--- start of Text passage ---
Re: How can I implement a cursor in Hive? ...or... Can I implement a CROSS APPLY in Hive?...or... How can I do a FOR or WHILE loop (inside or outside) of Hive?

Posted by Zheng Shao <zs...@gmail.com>.
We can use a combination of UDAF and LATERAL VIEW to implement what you want.

1. Define a UDAF like this: max_n(5, products_bought, customer_id)
which returns the top 5 products_bought and their customer_id in type
of array<struct<col0:int,col1:int>>
2. Use the Lateral views (with explode) to transform a single row into
multiple rows.

SELECT t.product_id, t5.products_bought, t5.customer_id
FROM (
  SELECT product_id, max_n(5, products_bought, customer_id) as top5
  FROM temp
  GROUP BY product_id) t LATERAL VIEW explode(t.top5) t5 AS
products_bought, customer_id;

See http://wiki.apache.org/hadoop/Hive/LanguageManual/LateralView
Paul is the author of UDTF and Lateral view. He might be able to give
you more details.

Zheng

On Mon, Jan 25, 2010 at 10:47 PM, Mike Roberts <mi...@spyfu.com> wrote:
>
>
> I'm trying to use Hive to solve a fairly common SQL scenario that I run
> into.  I have boiled the problem down into its most basic form:
>
>
>
> You have a table of transactions defined as so:  CREATE TABLE transactions
> (product_id INT, customer_id INT)
>
>
>
> |--------------------|
>
> |--Transactions------|
>
> |---product_id (INT)-|
>
> |---customer_id(INT)-|
>
> |--------------------|
>
>
>
>
>
> ****The goal is simple: For each product, produce a list of the top 5
> largest customers.****
>
>
>
> So, the base query would look like this:
>
>
>
> SELECT product_id, customer_id, count(*) as products_bought
>
> FROM transactions
>
> GROUP BY product_id, customer_id
>
>
>
> You could insert that value into another table called products_bought
> defined as:
>
> CREATE TABLE prod_bought
>
> (product_id INT, customer_id INT, products_bought INT)
>
>
>
> Now you have an intermediate result that tells you how many times each
> customer bought each product.  But, obviously, that doesn't completely solve
> the problem.
>
>
>
> At this point, in order to solve the problem, you'd have to use a cursor or
> a CROSS APPLY.  Here's an example in T-SQL:
>
>
>
> --THE CURSOR METHOD:
>
>
>
> DECLARE @productId int;
>
> DECLARE product_cur CURSOR FOR
>
> SELECT DISTINCT product_id
>
> FROM transactions t
>
>
>
> OPEN product_cur
>
>
>
> FETCH product_cur into @productId
>
>
>
> WHILE (@@FETCH_STATUS <> -1)
--- end of Text passage ---
§ What to work on
- A) In the Hive thread, who is named as the author of UDTF and Lateral view?
- B) List every column, with its type, in the CREATE TABLE statement for prod_bought in the Hive thread.
--- start of Dataset extract ---
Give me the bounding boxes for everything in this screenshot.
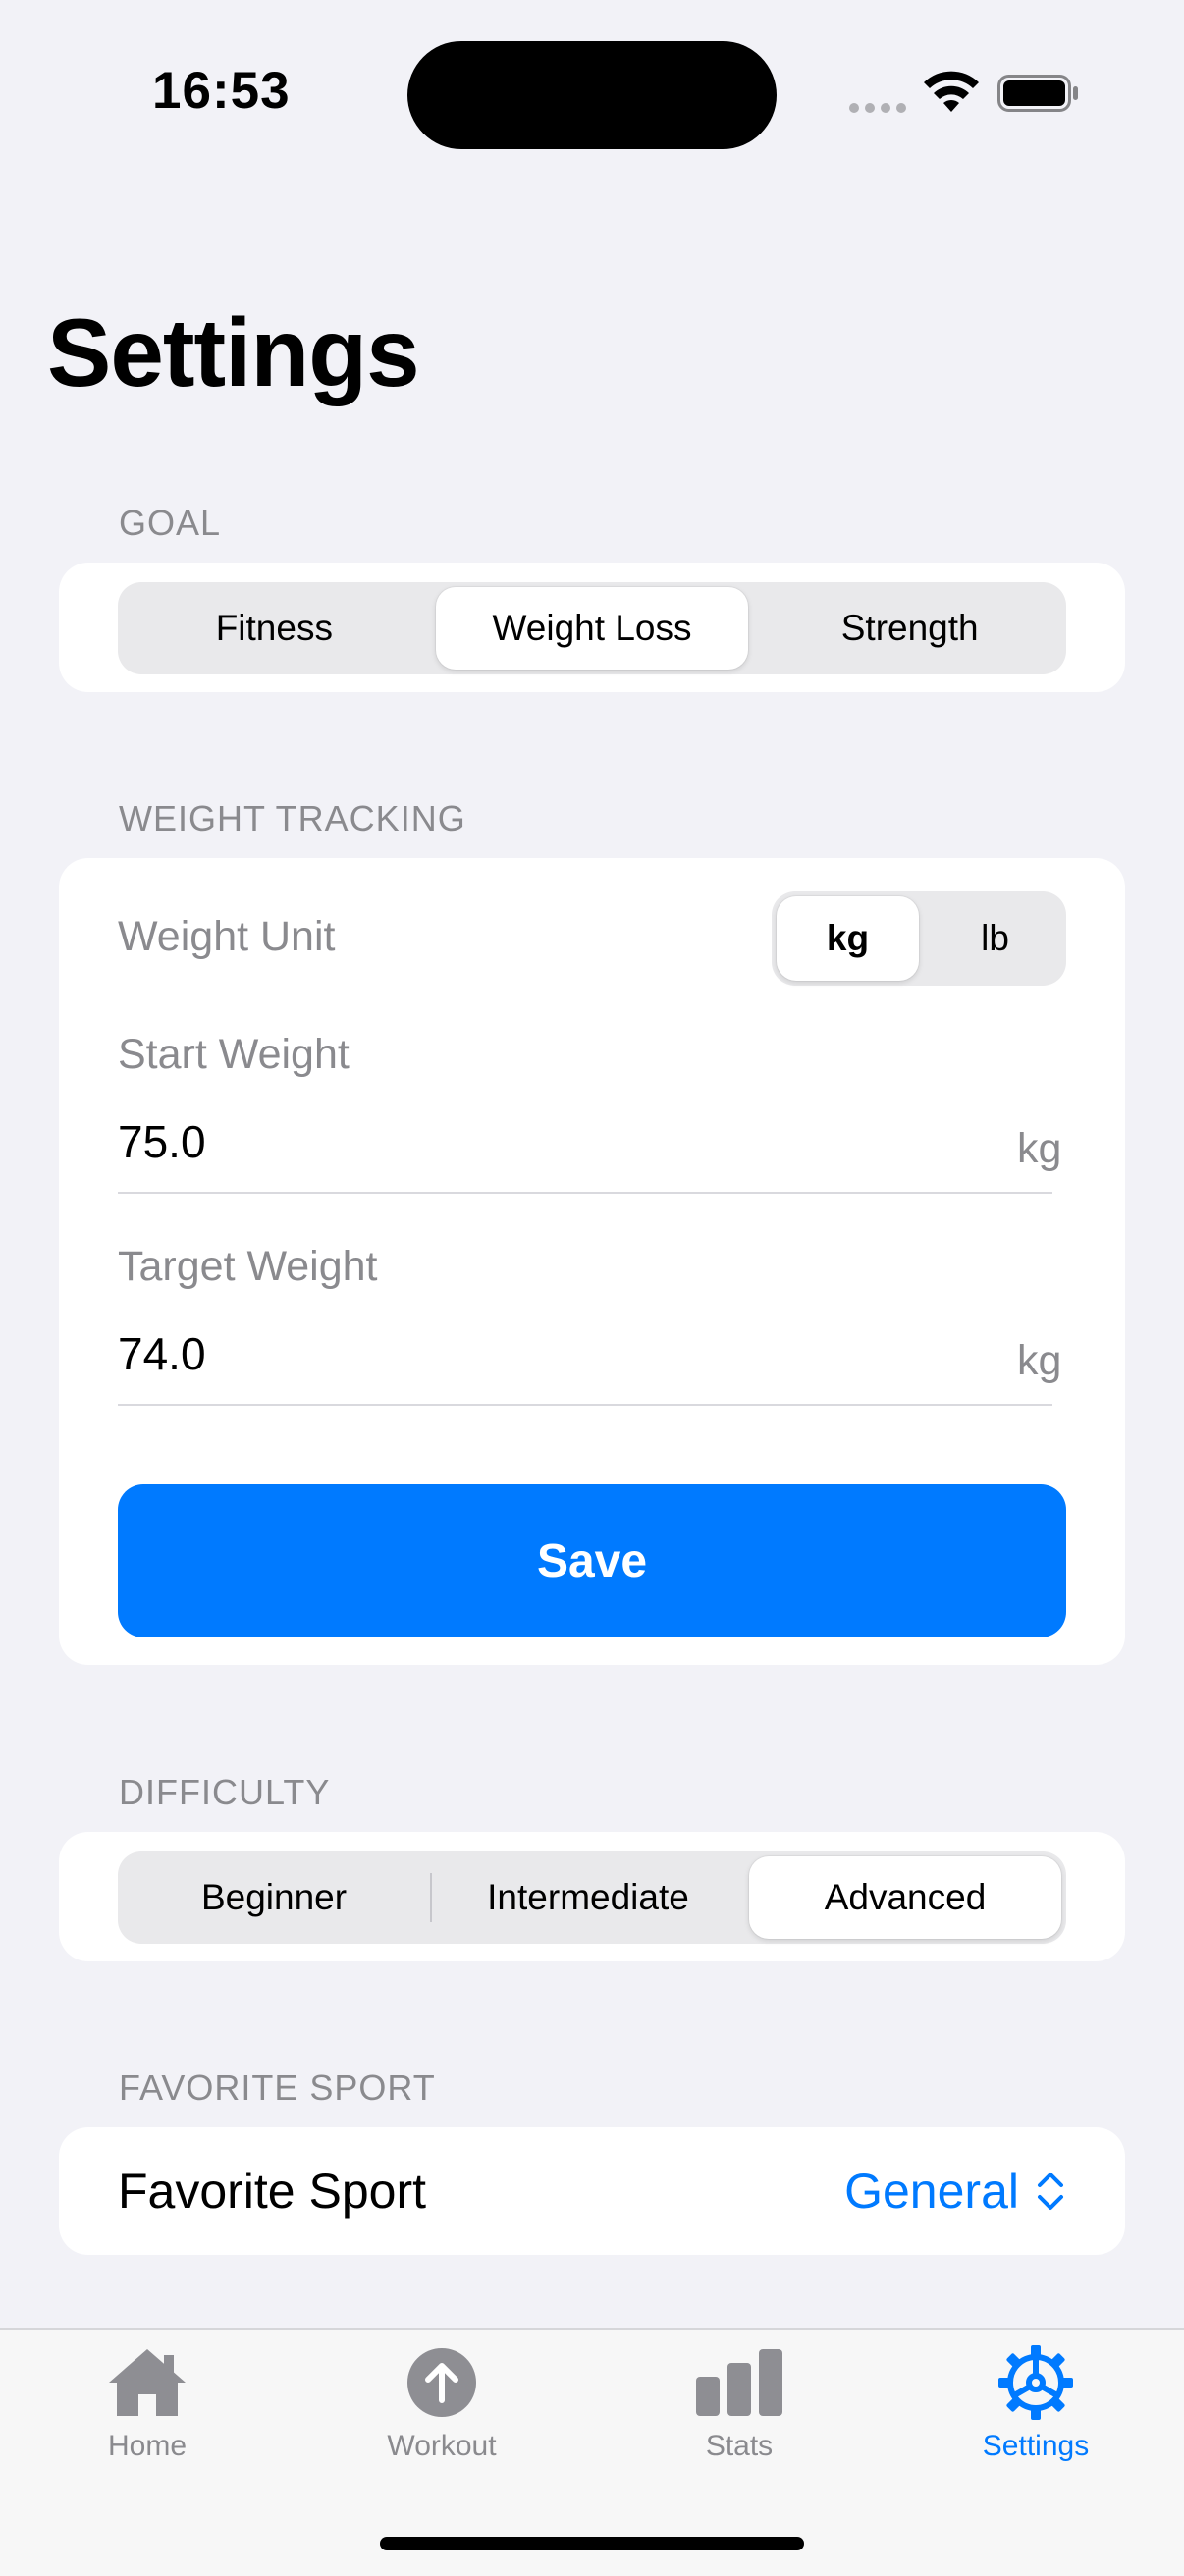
--- end of Dataset extract ---
§ Results for each task
- A) Paul

- B) product_id INT, customer_id INT, products_bought INT